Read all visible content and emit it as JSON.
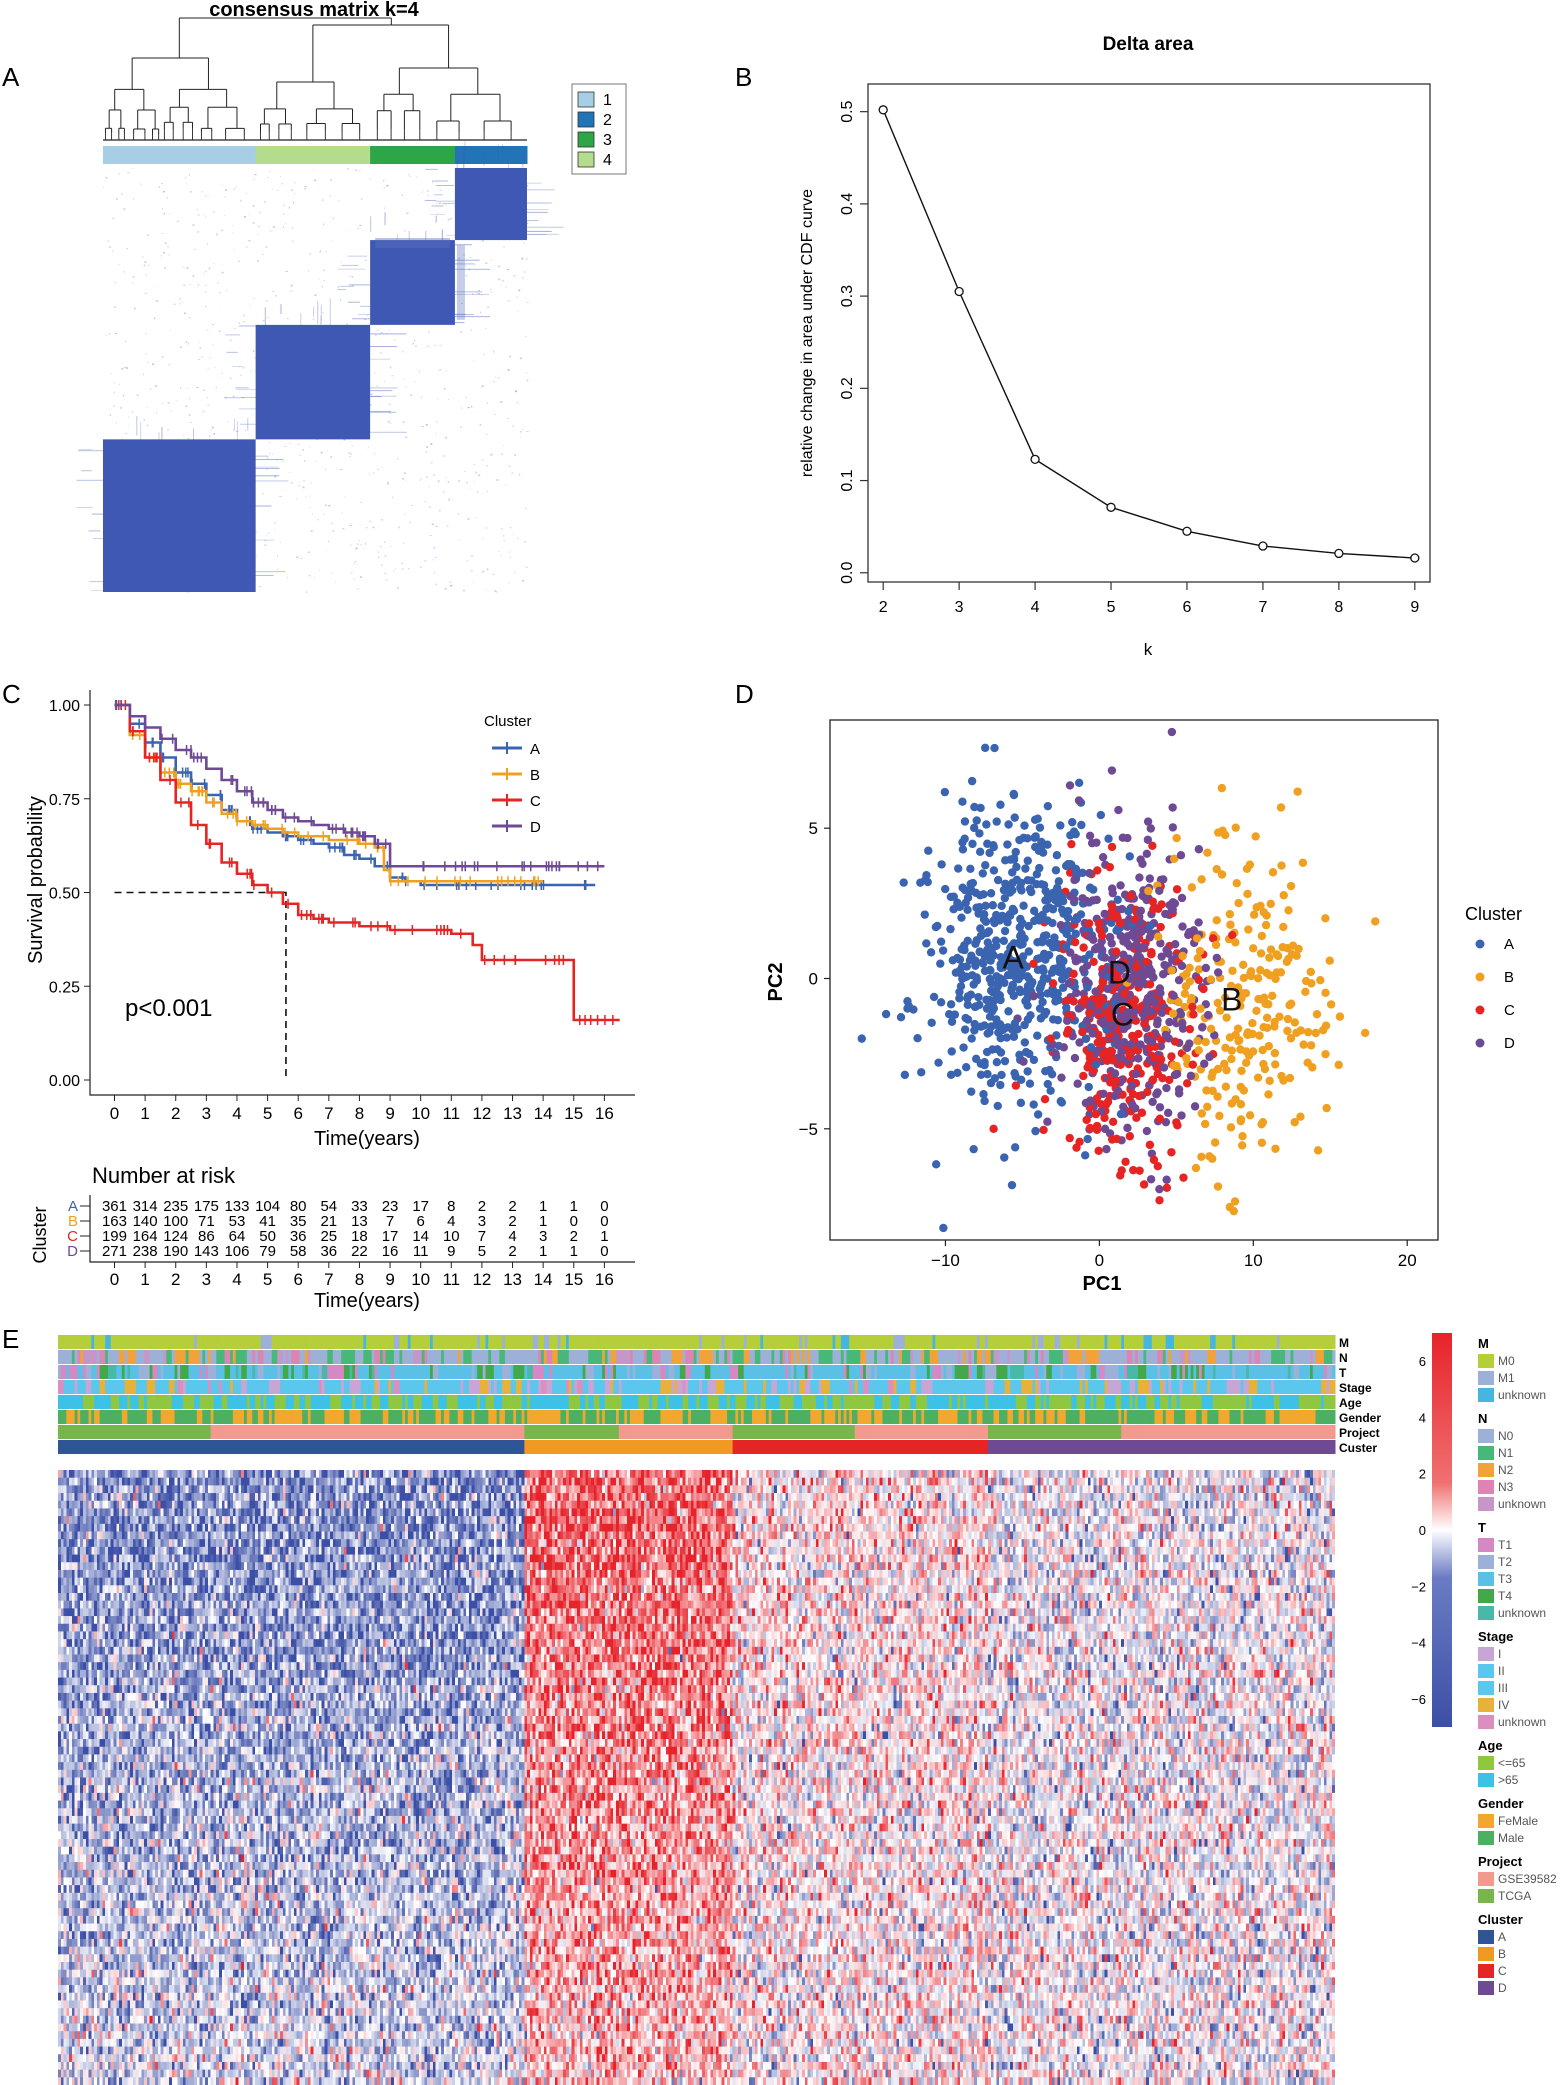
{
  "panels": {
    "a": "A",
    "b": "B",
    "c": "C",
    "d": "D",
    "e": "E"
  },
  "chart_data": [
    {
      "id": "consensus",
      "type": "heatmap",
      "title": "consensus matrix k=4",
      "legend": [
        {
          "label": "1",
          "color": "#a6cfe6"
        },
        {
          "label": "2",
          "color": "#2274b6"
        },
        {
          "label": "3",
          "color": "#2ea547"
        },
        {
          "label": "4",
          "color": "#b5dc8c"
        }
      ],
      "column_groups": [
        {
          "cluster": "1",
          "fraction": 0.36
        },
        {
          "cluster": "4",
          "fraction": 0.27
        },
        {
          "cluster": "3",
          "fraction": 0.2
        },
        {
          "cluster": "2",
          "fraction": 0.17
        }
      ],
      "block_color": "#3f58b4"
    },
    {
      "id": "delta",
      "type": "line",
      "title": "Delta area",
      "xlabel": "k",
      "ylabel": "relative change in area under CDF curve",
      "x": [
        2,
        3,
        4,
        5,
        6,
        7,
        8,
        9
      ],
      "y": [
        0.502,
        0.305,
        0.123,
        0.071,
        0.045,
        0.029,
        0.021,
        0.016
      ],
      "xlim": [
        1.8,
        9.2
      ],
      "ylim": [
        -0.01,
        0.53
      ],
      "xticks": [
        2,
        3,
        4,
        5,
        6,
        7,
        8,
        9
      ],
      "yticks": [
        0.0,
        0.1,
        0.2,
        0.3,
        0.4,
        0.5
      ],
      "ytick_labels": [
        "0.0",
        "0.1",
        "0.2",
        "0.3",
        "0.4",
        "0.5"
      ]
    },
    {
      "id": "km",
      "type": "line",
      "xlabel": "Time(years)",
      "ylabel": "Survival probability",
      "xlim": [
        -0.8,
        17
      ],
      "ylim": [
        -0.04,
        1.04
      ],
      "xticks": [
        0,
        1,
        2,
        3,
        4,
        5,
        6,
        7,
        8,
        9,
        10,
        11,
        12,
        13,
        14,
        15,
        16
      ],
      "yticks": [
        0.0,
        0.25,
        0.5,
        0.75,
        1.0
      ],
      "ytick_labels": [
        "0.00",
        "0.25",
        "0.50",
        "0.75",
        "1.00"
      ],
      "legend_title": "Cluster",
      "pvalue": "p<0.001",
      "median_line": {
        "x": 5.6,
        "y": 0.5
      },
      "series": [
        {
          "name": "A",
          "color": "#3a64b0",
          "times": [
            0,
            0.5,
            1,
            1.5,
            2,
            2.5,
            3,
            3.5,
            4,
            4.5,
            5,
            5.5,
            6,
            6.5,
            7,
            7.5,
            8,
            8.5,
            9,
            9.5,
            10,
            11,
            12,
            13,
            14,
            15.7
          ],
          "surv": [
            1.0,
            0.95,
            0.9,
            0.86,
            0.82,
            0.79,
            0.76,
            0.72,
            0.69,
            0.67,
            0.66,
            0.65,
            0.64,
            0.63,
            0.62,
            0.6,
            0.59,
            0.57,
            0.54,
            0.53,
            0.52,
            0.52,
            0.52,
            0.52,
            0.52,
            0.52
          ]
        },
        {
          "name": "B",
          "color": "#f0a021",
          "times": [
            0,
            0.5,
            1,
            1.5,
            2,
            2.5,
            3,
            3.5,
            4,
            4.5,
            5,
            5.5,
            6,
            6.5,
            7,
            7.5,
            8,
            8.5,
            8.8,
            9,
            10,
            11,
            12,
            13,
            14
          ],
          "surv": [
            1.0,
            0.92,
            0.86,
            0.82,
            0.79,
            0.77,
            0.74,
            0.71,
            0.69,
            0.68,
            0.67,
            0.66,
            0.65,
            0.65,
            0.64,
            0.64,
            0.63,
            0.62,
            0.56,
            0.53,
            0.53,
            0.53,
            0.53,
            0.53,
            0.53
          ]
        },
        {
          "name": "C",
          "color": "#e42524",
          "times": [
            0,
            0.5,
            1,
            1.5,
            2,
            2.5,
            3,
            3.5,
            4,
            4.5,
            5,
            5.5,
            6,
            6.5,
            7,
            8,
            9,
            10,
            11,
            11.7,
            12,
            13,
            14,
            14.5,
            15,
            16.5
          ],
          "surv": [
            1.0,
            0.93,
            0.86,
            0.8,
            0.74,
            0.68,
            0.63,
            0.58,
            0.55,
            0.52,
            0.5,
            0.47,
            0.44,
            0.43,
            0.42,
            0.41,
            0.4,
            0.4,
            0.39,
            0.36,
            0.32,
            0.32,
            0.32,
            0.32,
            0.16,
            0.16
          ]
        },
        {
          "name": "D",
          "color": "#6e4a94",
          "times": [
            0,
            0.5,
            1,
            1.5,
            2,
            2.5,
            3,
            3.5,
            4,
            4.5,
            5,
            5.5,
            6,
            6.5,
            7,
            7.5,
            8,
            8.5,
            9,
            10,
            11,
            12,
            13,
            14,
            15,
            16
          ],
          "surv": [
            1.0,
            0.97,
            0.94,
            0.91,
            0.88,
            0.86,
            0.83,
            0.8,
            0.77,
            0.74,
            0.72,
            0.7,
            0.69,
            0.68,
            0.67,
            0.66,
            0.65,
            0.63,
            0.57,
            0.57,
            0.57,
            0.57,
            0.57,
            0.57,
            0.57,
            0.57
          ]
        }
      ]
    },
    {
      "id": "risk",
      "type": "table",
      "title": "Number at risk",
      "ylabel": "Cluster",
      "xlabel": "Time(years)",
      "xticks": [
        0,
        1,
        2,
        3,
        4,
        5,
        6,
        7,
        8,
        9,
        10,
        11,
        12,
        13,
        14,
        15,
        16
      ],
      "rows": [
        {
          "name": "A",
          "color": "#3a64b0",
          "values": [
            "361",
            "314",
            "235",
            "175",
            "133",
            "104",
            "80",
            "54",
            "33",
            "23",
            "17",
            "8",
            "2",
            "2",
            "1",
            "1",
            "0"
          ]
        },
        {
          "name": "B",
          "color": "#f0a021",
          "values": [
            "163",
            "140",
            "100",
            "71",
            "53",
            "41",
            "35",
            "21",
            "13",
            "7",
            "6",
            "4",
            "3",
            "2",
            "1",
            "0",
            "0"
          ]
        },
        {
          "name": "C",
          "color": "#e42524",
          "values": [
            "199",
            "164",
            "124",
            "86",
            "64",
            "50",
            "36",
            "25",
            "18",
            "17",
            "14",
            "10",
            "7",
            "4",
            "3",
            "2",
            "1"
          ]
        },
        {
          "name": "D",
          "color": "#6e4a94",
          "values": [
            "271",
            "238",
            "190",
            "143",
            "106",
            "79",
            "58",
            "36",
            "22",
            "16",
            "11",
            "9",
            "5",
            "2",
            "1",
            "1",
            "0"
          ]
        }
      ]
    },
    {
      "id": "pca",
      "type": "scatter",
      "xlabel": "PC1",
      "ylabel": "PC2",
      "xlim": [
        -17.5,
        22
      ],
      "ylim": [
        -8.7,
        8.6
      ],
      "xticks": [
        -10,
        0,
        10,
        20
      ],
      "xtick_labels": [
        "−10",
        "0",
        "10",
        "20"
      ],
      "yticks": [
        -5,
        0,
        5
      ],
      "ytick_labels": [
        "−5",
        "0",
        "5"
      ],
      "legend_title": "Cluster",
      "series": [
        {
          "name": "A",
          "color": "#3a64b0",
          "center": [
            -5.5,
            0.8
          ],
          "spread": [
            4.2,
            2.6
          ],
          "n": 560
        },
        {
          "name": "B",
          "color": "#f0a021",
          "center": [
            9.5,
            -0.8
          ],
          "spread": [
            3.8,
            2.6
          ],
          "n": 250
        },
        {
          "name": "C",
          "color": "#e42524",
          "center": [
            1.5,
            -1.3
          ],
          "spread": [
            3.2,
            2.4
          ],
          "n": 310
        },
        {
          "name": "D",
          "color": "#6e4a94",
          "center": [
            2.0,
            -0.2
          ],
          "spread": [
            3.2,
            2.5
          ],
          "n": 420
        }
      ],
      "annotations": [
        {
          "text": "A",
          "x": -5.6,
          "y": 0.7
        },
        {
          "text": "D",
          "x": 1.3,
          "y": 0.2
        },
        {
          "text": "C",
          "x": 1.5,
          "y": -1.2
        },
        {
          "text": "B",
          "x": 8.6,
          "y": -0.7
        }
      ]
    },
    {
      "id": "heatmap",
      "type": "heatmap",
      "annotation_rows": [
        "M",
        "N",
        "T",
        "Stage",
        "Age",
        "Gender",
        "Project",
        "Custer"
      ],
      "clusters": [
        {
          "name": "A",
          "fraction": 0.365,
          "color": "#2f5597"
        },
        {
          "name": "B",
          "fraction": 0.162,
          "color": "#f09a24"
        },
        {
          "name": "C",
          "fraction": 0.199,
          "color": "#e42524"
        },
        {
          "name": "D",
          "fraction": 0.274,
          "color": "#6e4a94"
        }
      ],
      "n_columns": 460,
      "n_rows": 80,
      "color_scale": {
        "min": -7,
        "max": 7,
        "low": "#3b4fa6",
        "mid": "#ffffff",
        "high": "#e6232b",
        "ticks": [
          6,
          4,
          2,
          0,
          -2,
          -4,
          -6
        ],
        "tick_labels": [
          "6",
          "4",
          "2",
          "0",
          "−2",
          "−4",
          "−6"
        ]
      },
      "legends": [
        {
          "title": "M",
          "items": [
            {
              "label": "M0",
              "color": "#b4cf3a"
            },
            {
              "label": "M1",
              "color": "#9cb0d8"
            },
            {
              "label": "unknown",
              "color": "#47b6df"
            }
          ]
        },
        {
          "title": "N",
          "items": [
            {
              "label": "N0",
              "color": "#9cb0d8"
            },
            {
              "label": "N1",
              "color": "#48b879"
            },
            {
              "label": "N2",
              "color": "#f1a238"
            },
            {
              "label": "N3",
              "color": "#dd84b3"
            },
            {
              "label": "unknown",
              "color": "#c796c8"
            }
          ]
        },
        {
          "title": "T",
          "items": [
            {
              "label": "T1",
              "color": "#d588c4"
            },
            {
              "label": "T2",
              "color": "#9cb0d8"
            },
            {
              "label": "T3",
              "color": "#5bc0e6"
            },
            {
              "label": "T4",
              "color": "#43a84a"
            },
            {
              "label": "unknown",
              "color": "#48b8a9"
            }
          ]
        },
        {
          "title": "Stage",
          "items": [
            {
              "label": "I",
              "color": "#c7a6d6"
            },
            {
              "label": "II",
              "color": "#5bc7ec"
            },
            {
              "label": "III",
              "color": "#5bc7ec"
            },
            {
              "label": "IV",
              "color": "#e8b23a"
            },
            {
              "label": "unknown",
              "color": "#dc8fbe"
            }
          ]
        },
        {
          "title": "Age",
          "items": [
            {
              "label": "<=65",
              "color": "#8fc740"
            },
            {
              "label": ">65",
              "color": "#3ec1e6"
            }
          ]
        },
        {
          "title": "Gender",
          "items": [
            {
              "label": "FeMale",
              "color": "#f2a72e"
            },
            {
              "label": "Male",
              "color": "#4caf62"
            }
          ]
        },
        {
          "title": "Project",
          "items": [
            {
              "label": "GSE39582",
              "color": "#f19a8d"
            },
            {
              "label": "TCGA",
              "color": "#77b64a"
            }
          ]
        },
        {
          "title": "Cluster",
          "items": [
            {
              "label": "A",
              "color": "#2f5597"
            },
            {
              "label": "B",
              "color": "#f09a24"
            },
            {
              "label": "C",
              "color": "#e42524"
            },
            {
              "label": "D",
              "color": "#6e4a94"
            }
          ]
        }
      ]
    }
  ]
}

§

[Goal of the exercise]:
Count all lines of the data that include "ylabel". The answer is the number alone.

[Completed exercise]:
4